--- start ---

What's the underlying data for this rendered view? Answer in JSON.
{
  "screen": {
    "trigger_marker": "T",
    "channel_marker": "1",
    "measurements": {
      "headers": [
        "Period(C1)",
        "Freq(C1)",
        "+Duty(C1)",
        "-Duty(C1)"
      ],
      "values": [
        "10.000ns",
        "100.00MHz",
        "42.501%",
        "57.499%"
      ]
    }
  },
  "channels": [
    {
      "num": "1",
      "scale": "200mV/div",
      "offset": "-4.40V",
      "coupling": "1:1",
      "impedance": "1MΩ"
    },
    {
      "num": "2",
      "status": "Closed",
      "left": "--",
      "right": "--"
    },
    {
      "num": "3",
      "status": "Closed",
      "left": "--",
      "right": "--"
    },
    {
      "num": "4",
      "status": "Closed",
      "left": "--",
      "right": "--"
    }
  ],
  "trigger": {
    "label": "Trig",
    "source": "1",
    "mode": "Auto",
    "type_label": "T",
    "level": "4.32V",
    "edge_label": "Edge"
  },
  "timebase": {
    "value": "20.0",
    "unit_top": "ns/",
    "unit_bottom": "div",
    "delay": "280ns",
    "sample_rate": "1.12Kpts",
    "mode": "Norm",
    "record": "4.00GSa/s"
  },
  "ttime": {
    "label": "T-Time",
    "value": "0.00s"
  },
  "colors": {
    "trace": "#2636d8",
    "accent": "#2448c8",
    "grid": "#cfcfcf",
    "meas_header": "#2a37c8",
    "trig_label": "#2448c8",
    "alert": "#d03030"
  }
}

--- end ---

[What is asked] Set out the complete listing exactly as shown.

[Output below]
What's the underlying data for this rendered view? Answer in JSON.
{
  "screen": {
    "trigger_marker": "T",
    "channel_marker": "1",
    "measurements": {
      "headers": [
        "Period(C1)",
        "Freq(C1)",
        "+Duty(C1)",
        "-Duty(C1)"
      ],
      "values": [
        "10.000ns",
        "100.00MHz",
        "42.501%",
        "57.499%"
      ]
    }
  },
  "channels": [
    {
      "num": "1",
      "scale": "200mV/div",
      "offset": "-4.40V",
      "coupling": "1:1",
      "impedance": "1MΩ"
    },
    {
      "num": "2",
      "status": "Closed",
      "left": "--",
      "right": "--"
    },
    {
      "num": "3",
      "status": "Closed",
      "left": "--",
      "right": "--"
    },
    {
      "num": "4",
      "status": "Closed",
      "left": "--",
      "right": "--"
    }
  ],
  "trigger": {
    "label": "Trig",
    "source": "1",
    "mode": "Auto",
    "type_label": "T",
    "level": "4.32V",
    "edge_label": "Edge"
  },
  "timebase": {
    "value": "20.0",
    "unit_top": "ns/",
    "unit_bottom": "div",
    "delay": "280ns",
    "sample_rate": "1.12Kpts",
    "mode": "Norm",
    "record": "4.00GSa/s"
  },
  "ttime": {
    "label": "T-Time",
    "value": "0.00s"
  },
  "colors": {
    "trace": "#2636d8",
    "accent": "#2448c8",
    "grid": "#cfcfcf",
    "meas_header": "#2a37c8",
    "trig_label": "#2448c8",
    "alert": "#d03030"
  }
}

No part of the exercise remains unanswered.